== Source records
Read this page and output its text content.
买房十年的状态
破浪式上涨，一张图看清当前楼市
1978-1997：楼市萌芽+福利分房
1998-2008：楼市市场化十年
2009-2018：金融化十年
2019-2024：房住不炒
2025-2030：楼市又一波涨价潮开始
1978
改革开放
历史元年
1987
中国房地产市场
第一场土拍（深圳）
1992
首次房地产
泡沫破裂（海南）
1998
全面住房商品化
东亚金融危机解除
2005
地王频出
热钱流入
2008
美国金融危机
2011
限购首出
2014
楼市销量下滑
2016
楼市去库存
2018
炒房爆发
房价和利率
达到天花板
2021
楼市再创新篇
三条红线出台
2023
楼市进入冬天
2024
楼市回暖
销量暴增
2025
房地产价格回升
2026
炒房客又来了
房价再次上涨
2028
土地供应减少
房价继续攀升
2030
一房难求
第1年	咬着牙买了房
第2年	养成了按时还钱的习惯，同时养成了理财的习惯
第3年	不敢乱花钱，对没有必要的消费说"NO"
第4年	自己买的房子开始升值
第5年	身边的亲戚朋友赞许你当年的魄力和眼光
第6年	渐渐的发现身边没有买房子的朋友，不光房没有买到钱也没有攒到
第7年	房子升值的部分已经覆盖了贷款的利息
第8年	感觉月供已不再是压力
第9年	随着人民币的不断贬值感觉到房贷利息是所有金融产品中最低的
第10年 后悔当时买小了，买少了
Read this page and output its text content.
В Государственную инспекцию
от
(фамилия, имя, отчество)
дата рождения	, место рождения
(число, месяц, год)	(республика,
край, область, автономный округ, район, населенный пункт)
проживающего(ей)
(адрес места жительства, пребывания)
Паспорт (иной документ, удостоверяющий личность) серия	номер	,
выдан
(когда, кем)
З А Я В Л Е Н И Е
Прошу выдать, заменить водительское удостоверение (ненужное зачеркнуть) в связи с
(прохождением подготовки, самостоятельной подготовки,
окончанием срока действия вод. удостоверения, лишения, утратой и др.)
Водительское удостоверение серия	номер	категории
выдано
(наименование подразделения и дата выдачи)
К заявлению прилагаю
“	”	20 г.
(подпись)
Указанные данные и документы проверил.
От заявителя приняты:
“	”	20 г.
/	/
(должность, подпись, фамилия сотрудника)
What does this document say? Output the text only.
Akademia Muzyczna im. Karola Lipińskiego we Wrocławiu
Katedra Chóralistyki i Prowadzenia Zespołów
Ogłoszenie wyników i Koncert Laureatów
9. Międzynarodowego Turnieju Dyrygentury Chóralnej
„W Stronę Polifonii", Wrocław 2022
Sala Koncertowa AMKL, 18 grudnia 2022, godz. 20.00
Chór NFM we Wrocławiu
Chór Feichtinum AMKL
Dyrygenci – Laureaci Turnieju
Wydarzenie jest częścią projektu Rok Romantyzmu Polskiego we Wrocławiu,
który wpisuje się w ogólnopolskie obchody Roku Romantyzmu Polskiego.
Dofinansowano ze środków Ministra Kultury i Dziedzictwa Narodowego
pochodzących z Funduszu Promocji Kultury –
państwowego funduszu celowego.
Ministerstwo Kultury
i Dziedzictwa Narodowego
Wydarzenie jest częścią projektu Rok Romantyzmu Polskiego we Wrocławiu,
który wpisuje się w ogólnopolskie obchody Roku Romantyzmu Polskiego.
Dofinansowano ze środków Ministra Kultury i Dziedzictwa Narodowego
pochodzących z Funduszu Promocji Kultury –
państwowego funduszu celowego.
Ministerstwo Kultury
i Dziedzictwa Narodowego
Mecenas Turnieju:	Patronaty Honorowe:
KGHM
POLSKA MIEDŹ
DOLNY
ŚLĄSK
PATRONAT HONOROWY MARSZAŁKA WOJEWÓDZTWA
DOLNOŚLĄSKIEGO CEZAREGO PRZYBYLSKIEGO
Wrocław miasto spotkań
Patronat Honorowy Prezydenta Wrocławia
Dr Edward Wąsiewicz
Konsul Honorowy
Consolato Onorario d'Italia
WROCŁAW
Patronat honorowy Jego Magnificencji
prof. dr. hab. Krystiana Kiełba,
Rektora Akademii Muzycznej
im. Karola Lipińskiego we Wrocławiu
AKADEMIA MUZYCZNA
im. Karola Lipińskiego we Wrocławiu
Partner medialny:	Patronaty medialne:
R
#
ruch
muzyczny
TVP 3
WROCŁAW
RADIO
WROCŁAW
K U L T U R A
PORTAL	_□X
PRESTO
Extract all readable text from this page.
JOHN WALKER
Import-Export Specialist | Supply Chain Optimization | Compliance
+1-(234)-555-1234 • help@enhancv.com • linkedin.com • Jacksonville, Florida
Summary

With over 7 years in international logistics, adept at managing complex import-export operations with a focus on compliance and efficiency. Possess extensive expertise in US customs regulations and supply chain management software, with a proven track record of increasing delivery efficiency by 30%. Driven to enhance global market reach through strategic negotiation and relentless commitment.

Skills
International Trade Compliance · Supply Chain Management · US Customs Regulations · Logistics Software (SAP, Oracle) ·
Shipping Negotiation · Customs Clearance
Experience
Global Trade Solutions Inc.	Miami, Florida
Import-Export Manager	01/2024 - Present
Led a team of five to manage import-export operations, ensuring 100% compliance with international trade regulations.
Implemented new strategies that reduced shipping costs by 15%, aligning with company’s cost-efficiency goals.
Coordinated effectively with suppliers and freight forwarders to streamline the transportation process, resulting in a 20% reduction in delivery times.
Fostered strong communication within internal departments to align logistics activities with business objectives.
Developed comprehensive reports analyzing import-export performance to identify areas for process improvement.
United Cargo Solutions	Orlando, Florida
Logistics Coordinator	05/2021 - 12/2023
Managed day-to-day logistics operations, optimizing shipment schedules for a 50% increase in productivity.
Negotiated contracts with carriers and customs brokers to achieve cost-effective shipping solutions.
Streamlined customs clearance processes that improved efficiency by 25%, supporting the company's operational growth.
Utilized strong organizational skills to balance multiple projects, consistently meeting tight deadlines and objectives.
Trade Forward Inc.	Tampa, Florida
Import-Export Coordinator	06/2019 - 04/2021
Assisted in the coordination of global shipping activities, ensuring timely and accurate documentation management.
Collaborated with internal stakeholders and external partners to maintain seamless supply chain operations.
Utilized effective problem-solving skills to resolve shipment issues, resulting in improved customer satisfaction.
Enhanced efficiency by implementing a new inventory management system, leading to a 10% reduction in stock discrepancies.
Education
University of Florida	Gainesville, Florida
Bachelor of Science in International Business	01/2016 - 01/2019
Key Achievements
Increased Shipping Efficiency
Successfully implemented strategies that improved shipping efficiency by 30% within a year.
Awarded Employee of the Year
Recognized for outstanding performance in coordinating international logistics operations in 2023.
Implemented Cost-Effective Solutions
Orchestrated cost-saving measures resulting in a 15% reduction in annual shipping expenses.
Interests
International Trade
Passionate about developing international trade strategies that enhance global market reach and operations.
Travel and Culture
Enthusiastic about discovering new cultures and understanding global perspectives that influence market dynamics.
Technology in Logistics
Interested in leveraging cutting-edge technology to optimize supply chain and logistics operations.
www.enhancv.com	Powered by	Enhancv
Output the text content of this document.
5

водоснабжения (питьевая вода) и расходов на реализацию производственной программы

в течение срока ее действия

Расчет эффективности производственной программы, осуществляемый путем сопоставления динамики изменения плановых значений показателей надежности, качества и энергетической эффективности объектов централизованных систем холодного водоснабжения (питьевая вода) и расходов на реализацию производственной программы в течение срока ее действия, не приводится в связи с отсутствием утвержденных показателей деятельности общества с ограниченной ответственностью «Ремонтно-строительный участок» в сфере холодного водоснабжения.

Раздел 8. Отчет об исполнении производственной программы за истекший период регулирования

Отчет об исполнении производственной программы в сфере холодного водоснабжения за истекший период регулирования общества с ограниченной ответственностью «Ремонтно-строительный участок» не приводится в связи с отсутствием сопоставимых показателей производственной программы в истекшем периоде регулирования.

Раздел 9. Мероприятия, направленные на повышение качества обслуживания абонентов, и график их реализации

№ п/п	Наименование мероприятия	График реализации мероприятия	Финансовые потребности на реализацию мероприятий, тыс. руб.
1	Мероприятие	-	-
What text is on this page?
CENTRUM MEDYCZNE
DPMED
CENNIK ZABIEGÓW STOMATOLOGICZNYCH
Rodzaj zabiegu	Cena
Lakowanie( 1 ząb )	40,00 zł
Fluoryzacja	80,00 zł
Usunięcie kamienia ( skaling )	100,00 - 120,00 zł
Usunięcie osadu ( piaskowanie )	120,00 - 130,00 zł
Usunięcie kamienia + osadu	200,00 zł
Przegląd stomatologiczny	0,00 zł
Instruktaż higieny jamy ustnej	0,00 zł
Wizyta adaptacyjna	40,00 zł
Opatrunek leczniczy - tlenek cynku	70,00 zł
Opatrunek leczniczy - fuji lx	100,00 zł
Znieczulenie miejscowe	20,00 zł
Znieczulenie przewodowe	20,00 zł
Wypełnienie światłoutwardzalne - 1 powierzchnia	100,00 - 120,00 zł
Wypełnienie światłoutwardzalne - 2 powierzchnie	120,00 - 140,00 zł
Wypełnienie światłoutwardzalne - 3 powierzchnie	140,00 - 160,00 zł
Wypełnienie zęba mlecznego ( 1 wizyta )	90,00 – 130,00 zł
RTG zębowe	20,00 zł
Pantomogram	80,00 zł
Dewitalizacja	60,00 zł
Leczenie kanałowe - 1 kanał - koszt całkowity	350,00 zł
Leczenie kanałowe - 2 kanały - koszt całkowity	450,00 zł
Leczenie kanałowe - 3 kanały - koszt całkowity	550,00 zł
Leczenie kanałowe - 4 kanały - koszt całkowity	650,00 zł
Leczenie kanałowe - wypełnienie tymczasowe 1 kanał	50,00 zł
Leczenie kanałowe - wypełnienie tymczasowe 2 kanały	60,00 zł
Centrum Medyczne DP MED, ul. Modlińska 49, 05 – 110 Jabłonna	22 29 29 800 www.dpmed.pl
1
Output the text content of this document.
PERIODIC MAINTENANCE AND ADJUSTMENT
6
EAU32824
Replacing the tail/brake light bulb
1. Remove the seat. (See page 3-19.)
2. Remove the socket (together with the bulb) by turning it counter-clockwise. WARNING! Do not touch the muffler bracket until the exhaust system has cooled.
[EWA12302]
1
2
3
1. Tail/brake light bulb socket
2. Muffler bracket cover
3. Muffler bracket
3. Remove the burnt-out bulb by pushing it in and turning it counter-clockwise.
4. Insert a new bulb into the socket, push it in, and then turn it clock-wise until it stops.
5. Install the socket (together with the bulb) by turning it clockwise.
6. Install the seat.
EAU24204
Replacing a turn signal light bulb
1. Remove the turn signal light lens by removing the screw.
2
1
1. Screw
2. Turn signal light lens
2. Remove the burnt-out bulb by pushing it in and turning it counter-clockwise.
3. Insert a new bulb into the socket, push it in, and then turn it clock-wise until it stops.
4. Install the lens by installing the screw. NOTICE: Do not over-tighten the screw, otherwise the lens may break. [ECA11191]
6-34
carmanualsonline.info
====
# Given instruction
Report all lines of the material that contain the word "Florida".

# Exercise output
+1-(234)-555-1234 • help@enhancv.com • linkedin.com • Jacksonville, Florida
Global Trade Solutions Inc.	Miami, Florida
United Cargo Solutions	Orlando, Florida
Trade Forward Inc.	Tampa, Florida
University of Florida	Gainesville, Florida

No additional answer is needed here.